Transcription dataset entries:
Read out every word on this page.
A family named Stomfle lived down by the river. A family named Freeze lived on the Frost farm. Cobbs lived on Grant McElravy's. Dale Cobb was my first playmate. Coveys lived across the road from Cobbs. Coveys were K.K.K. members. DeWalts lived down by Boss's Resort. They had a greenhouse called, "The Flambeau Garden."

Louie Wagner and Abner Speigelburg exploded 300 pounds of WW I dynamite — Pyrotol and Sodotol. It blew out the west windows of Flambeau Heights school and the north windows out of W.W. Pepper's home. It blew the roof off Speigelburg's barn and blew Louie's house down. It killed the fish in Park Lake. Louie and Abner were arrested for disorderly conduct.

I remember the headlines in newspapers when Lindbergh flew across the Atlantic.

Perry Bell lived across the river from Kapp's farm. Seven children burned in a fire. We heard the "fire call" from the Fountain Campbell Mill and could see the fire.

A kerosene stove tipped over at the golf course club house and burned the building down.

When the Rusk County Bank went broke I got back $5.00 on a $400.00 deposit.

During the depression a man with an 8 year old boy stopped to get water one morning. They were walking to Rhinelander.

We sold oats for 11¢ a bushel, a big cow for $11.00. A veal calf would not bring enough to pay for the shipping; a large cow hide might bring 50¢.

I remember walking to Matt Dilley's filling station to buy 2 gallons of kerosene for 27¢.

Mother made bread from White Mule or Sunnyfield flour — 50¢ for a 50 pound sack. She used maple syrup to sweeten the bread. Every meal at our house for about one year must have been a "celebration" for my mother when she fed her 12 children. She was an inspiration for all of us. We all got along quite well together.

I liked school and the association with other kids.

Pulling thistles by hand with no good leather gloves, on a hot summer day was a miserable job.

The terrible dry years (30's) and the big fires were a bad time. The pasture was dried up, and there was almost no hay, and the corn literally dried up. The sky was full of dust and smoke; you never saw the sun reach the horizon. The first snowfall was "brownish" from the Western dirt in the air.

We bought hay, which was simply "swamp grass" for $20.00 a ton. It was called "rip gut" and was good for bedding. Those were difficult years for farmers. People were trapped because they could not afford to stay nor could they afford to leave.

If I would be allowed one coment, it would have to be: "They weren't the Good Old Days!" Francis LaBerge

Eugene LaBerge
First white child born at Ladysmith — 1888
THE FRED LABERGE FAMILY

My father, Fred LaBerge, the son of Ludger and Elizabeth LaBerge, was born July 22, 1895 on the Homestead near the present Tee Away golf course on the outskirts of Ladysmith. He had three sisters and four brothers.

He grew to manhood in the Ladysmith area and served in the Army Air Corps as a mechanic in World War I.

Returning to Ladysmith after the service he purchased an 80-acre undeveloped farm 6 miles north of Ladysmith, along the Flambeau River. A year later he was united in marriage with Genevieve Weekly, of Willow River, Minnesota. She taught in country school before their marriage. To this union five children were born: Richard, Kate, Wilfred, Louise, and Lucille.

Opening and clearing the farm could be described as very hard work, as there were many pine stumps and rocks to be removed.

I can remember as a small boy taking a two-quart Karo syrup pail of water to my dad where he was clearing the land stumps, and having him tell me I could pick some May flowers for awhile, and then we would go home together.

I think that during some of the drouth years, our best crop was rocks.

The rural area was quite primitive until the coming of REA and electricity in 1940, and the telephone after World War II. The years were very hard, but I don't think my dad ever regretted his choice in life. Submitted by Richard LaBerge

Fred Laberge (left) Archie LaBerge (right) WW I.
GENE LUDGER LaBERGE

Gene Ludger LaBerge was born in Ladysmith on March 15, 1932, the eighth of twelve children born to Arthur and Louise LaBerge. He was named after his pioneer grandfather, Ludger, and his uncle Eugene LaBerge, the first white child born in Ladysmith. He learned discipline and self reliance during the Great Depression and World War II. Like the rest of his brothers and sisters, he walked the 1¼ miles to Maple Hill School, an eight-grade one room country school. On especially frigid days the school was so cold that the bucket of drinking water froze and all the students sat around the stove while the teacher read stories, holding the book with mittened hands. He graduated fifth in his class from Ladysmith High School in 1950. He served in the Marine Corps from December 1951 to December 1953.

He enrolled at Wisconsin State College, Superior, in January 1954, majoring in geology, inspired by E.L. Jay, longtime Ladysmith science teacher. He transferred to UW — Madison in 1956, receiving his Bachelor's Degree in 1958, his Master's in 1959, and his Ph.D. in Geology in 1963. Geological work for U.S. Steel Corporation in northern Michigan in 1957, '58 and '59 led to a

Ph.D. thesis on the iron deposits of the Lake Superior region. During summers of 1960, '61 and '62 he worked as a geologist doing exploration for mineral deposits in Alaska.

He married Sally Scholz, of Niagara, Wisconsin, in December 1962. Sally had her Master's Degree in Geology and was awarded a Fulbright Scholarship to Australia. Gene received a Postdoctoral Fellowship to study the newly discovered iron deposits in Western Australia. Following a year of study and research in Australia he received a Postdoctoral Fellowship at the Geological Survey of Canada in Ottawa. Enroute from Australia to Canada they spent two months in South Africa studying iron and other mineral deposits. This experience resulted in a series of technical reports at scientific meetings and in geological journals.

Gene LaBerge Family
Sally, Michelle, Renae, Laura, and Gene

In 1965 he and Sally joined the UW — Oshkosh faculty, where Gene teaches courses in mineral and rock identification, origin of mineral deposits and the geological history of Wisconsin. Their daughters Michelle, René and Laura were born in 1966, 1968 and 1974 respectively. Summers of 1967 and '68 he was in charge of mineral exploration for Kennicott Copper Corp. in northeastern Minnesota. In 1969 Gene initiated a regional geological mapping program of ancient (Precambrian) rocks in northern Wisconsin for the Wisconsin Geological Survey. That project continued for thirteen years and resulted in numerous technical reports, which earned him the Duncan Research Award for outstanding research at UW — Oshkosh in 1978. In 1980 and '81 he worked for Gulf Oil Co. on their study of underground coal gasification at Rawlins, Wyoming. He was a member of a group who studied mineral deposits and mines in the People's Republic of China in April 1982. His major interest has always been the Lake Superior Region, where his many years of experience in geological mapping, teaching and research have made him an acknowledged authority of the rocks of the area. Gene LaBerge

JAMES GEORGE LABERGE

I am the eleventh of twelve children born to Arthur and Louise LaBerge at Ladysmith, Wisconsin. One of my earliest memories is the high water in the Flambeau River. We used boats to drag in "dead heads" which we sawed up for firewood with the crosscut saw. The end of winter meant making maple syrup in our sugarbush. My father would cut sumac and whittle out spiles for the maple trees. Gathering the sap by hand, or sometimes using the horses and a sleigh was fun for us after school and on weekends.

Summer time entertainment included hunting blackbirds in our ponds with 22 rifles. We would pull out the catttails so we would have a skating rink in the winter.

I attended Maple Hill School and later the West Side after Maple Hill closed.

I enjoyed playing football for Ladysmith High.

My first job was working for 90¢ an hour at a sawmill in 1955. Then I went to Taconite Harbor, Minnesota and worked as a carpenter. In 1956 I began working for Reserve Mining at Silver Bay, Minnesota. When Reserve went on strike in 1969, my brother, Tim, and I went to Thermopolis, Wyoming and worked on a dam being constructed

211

WORK INSTRUCTION: The full set of records above must be reproduced exactly in the reply.

EXPECTED ANSWER:
Read out every word on this page.
A family named Stomfle lived down by the river. A family named Freeze lived on the Frost farm. Cobbs lived on Grant McElravy's. Dale Cobb was my first playmate. Coveys lived across the road from Cobbs. Coveys were K.K.K. members. DeWalts lived down by Boss's Resort. They had a greenhouse called, "The Flambeau Garden."

Louie Wagner and Abner Speigelburg exploded 300 pounds of WW I dynamite — Pyrotol and Sodotol. It blew out the west windows of Flambeau Heights school and the north windows out of W.W. Pepper's home. It blew the roof off Speigelburg's barn and blew Louie's house down. It killed the fish in Park Lake. Louie and Abner were arrested for disorderly conduct.

I remember the headlines in newspapers when Lindbergh flew across the Atlantic.

Perry Bell lived across the river from Kapp's farm. Seven children burned in a fire. We heard the "fire call" from the Fountain Campbell Mill and could see the fire.

A kerosene stove tipped over at the golf course club house and burned the building down.

When the Rusk County Bank went broke I got back $5.00 on a $400.00 deposit.

During the depression a man with an 8 year old boy stopped to get water one morning. They were walking to Rhinelander.

We sold oats for 11¢ a bushel, a big cow for $11.00. A veal calf would not bring enough to pay for the shipping; a large cow hide might bring 50¢.

I remember walking to Matt Dilley's filling station to buy 2 gallons of kerosene for 27¢.

Mother made bread from White Mule or Sunnyfield flour — 50¢ for a 50 pound sack. She used maple syrup to sweeten the bread. Every meal at our house for about one year must have been a "celebration" for my mother when she fed her 12 children. She was an inspiration for all of us. We all got along quite well together.

I liked school and the association with other kids.

Pulling thistles by hand with no good leather gloves, on a hot summer day was a miserable job.

The terrible dry years (30's) and the big fires were a bad time. The pasture was dried up, and there was almost no hay, and the corn literally dried up. The sky was full of dust and smoke; you never saw the sun reach the horizon. The first snowfall was "brownish" from the Western dirt in the air.

We bought hay, which was simply "swamp grass" for $20.00 a ton. It was called "rip gut" and was good for bedding. Those were difficult years for farmers. People were trapped because they could not afford to stay nor could they afford to leave.

If I would be allowed one coment, it would have to be: "They weren't the Good Old Days!" Francis LaBerge

Eugene LaBerge
First white child born at Ladysmith — 1888
THE FRED LABERGE FAMILY

My father, Fred LaBerge, the son of Ludger and Elizabeth LaBerge, was born July 22, 1895 on the Homestead near the present Tee Away golf course on the outskirts of Ladysmith. He had three sisters and four brothers.

He grew to manhood in the Ladysmith area and served in the Army Air Corps as a mechanic in World War I.

Returning to Ladysmith after the service he purchased an 80-acre undeveloped farm 6 miles north of Ladysmith, along the Flambeau River. A year later he was united in marriage with Genevieve Weekly, of Willow River, Minnesota. She taught in country school before their marriage. To this union five children were born: Richard, Kate, Wilfred, Louise, and Lucille.

Opening and clearing the farm could be described as very hard work, as there were many pine stumps and rocks to be removed.

I can remember as a small boy taking a two-quart Karo syrup pail of water to my dad where he was clearing the land stumps, and having him tell me I could pick some May flowers for awhile, and then we would go home together.

I think that during some of the drouth years, our best crop was rocks.

The rural area was quite primitive until the coming of REA and electricity in 1940, and the telephone after World War II. The years were very hard, but I don't think my dad ever regretted his choice in life. Submitted by Richard LaBerge

Fred Laberge (left) Archie LaBerge (right) WW I.
GENE LUDGER LaBERGE

Gene Ludger LaBerge was born in Ladysmith on March 15, 1932, the eighth of twelve children born to Arthur and Louise LaBerge. He was named after his pioneer grandfather, Ludger, and his uncle Eugene LaBerge, the first white child born in Ladysmith. He learned discipline and self reliance during the Great Depression and World War II. Like the rest of his brothers and sisters, he walked the 1¼ miles to Maple Hill School, an eight-grade one room country school. On especially frigid days the school was so cold that the bucket of drinking water froze and all the students sat around the stove while the teacher read stories, holding the book with mittened hands. He graduated fifth in his class from Ladysmith High School in 1950. He served in the Marine Corps from December 1951 to December 1953.

He enrolled at Wisconsin State College, Superior, in January 1954, majoring in geology, inspired by E.L. Jay, longtime Ladysmith science teacher. He transferred to UW — Madison in 1956, receiving his Bachelor's Degree in 1958, his Master's in 1959, and his Ph.D. in Geology in 1963. Geological work for U.S. Steel Corporation in northern Michigan in 1957, '58 and '59 led to a

Ph.D. thesis on the iron deposits of the Lake Superior region. During summers of 1960, '61 and '62 he worked as a geologist doing exploration for mineral deposits in Alaska.

He married Sally Scholz, of Niagara, Wisconsin, in December 1962. Sally had her Master's Degree in Geology and was awarded a Fulbright Scholarship to Australia. Gene received a Postdoctoral Fellowship to study the newly discovered iron deposits in Western Australia. Following a year of study and research in Australia he received a Postdoctoral Fellowship at the Geological Survey of Canada in Ottawa. Enroute from Australia to Canada they spent two months in South Africa studying iron and other mineral deposits. This experience resulted in a series of technical reports at scientific meetings and in geological journals.

Gene LaBerge Family
Sally, Michelle, Renae, Laura, and Gene

In 1965 he and Sally joined the UW — Oshkosh faculty, where Gene teaches courses in mineral and rock identification, origin of mineral deposits and the geological history of Wisconsin. Their daughters Michelle, René and Laura were born in 1966, 1968 and 1974 respectively. Summers of 1967 and '68 he was in charge of mineral exploration for Kennicott Copper Corp. in northeastern Minnesota. In 1969 Gene initiated a regional geological mapping program of ancient (Precambrian) rocks in northern Wisconsin for the Wisconsin Geological Survey. That project continued for thirteen years and resulted in numerous technical reports, which earned him the Duncan Research Award for outstanding research at UW — Oshkosh in 1978. In 1980 and '81 he worked for Gulf Oil Co. on their study of underground coal gasification at Rawlins, Wyoming. He was a member of a group who studied mineral deposits and mines in the People's Republic of China in April 1982. His major interest has always been the Lake Superior Region, where his many years of experience in geological mapping, teaching and research have made him an acknowledged authority of the rocks of the area. Gene LaBerge

JAMES GEORGE LABERGE

I am the eleventh of twelve children born to Arthur and Louise LaBerge at Ladysmith, Wisconsin. One of my earliest memories is the high water in the Flambeau River. We used boats to drag in "dead heads" which we sawed up for firewood with the crosscut saw. The end of winter meant making maple syrup in our sugarbush. My father would cut sumac and whittle out spiles for the maple trees. Gathering the sap by hand, or sometimes using the horses and a sleigh was fun for us after school and on weekends.

Summer time entertainment included hunting blackbirds in our ponds with 22 rifles. We would pull out the catttails so we would have a skating rink in the winter.

I attended Maple Hill School and later the West Side after Maple Hill closed.

I enjoyed playing football for Ladysmith High.

My first job was working for 90¢ an hour at a sawmill in 1955. Then I went to Taconite Harbor, Minnesota and worked as a carpenter. In 1956 I began working for Reserve Mining at Silver Bay, Minnesota. When Reserve went on strike in 1969, my brother, Tim, and I went to Thermopolis, Wyoming and worked on a dam being constructed

211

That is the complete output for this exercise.